#### [Task prompt]
Go through the records below line by line. Count the lines with "нервной" and give the count alone.

#### [Dataset rows]
>>

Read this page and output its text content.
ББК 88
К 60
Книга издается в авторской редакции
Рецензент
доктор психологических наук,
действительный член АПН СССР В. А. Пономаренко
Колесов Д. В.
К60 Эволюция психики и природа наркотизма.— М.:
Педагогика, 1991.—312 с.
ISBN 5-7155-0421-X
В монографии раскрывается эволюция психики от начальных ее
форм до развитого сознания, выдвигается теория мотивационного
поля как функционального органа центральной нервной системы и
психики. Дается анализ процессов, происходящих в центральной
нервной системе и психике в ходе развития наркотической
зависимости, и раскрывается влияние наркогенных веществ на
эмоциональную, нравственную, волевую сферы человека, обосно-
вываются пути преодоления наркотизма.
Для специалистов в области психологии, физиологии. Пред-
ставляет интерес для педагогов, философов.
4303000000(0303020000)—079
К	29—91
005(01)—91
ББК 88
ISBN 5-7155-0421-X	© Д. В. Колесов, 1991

<<

#### [Response to this task]
2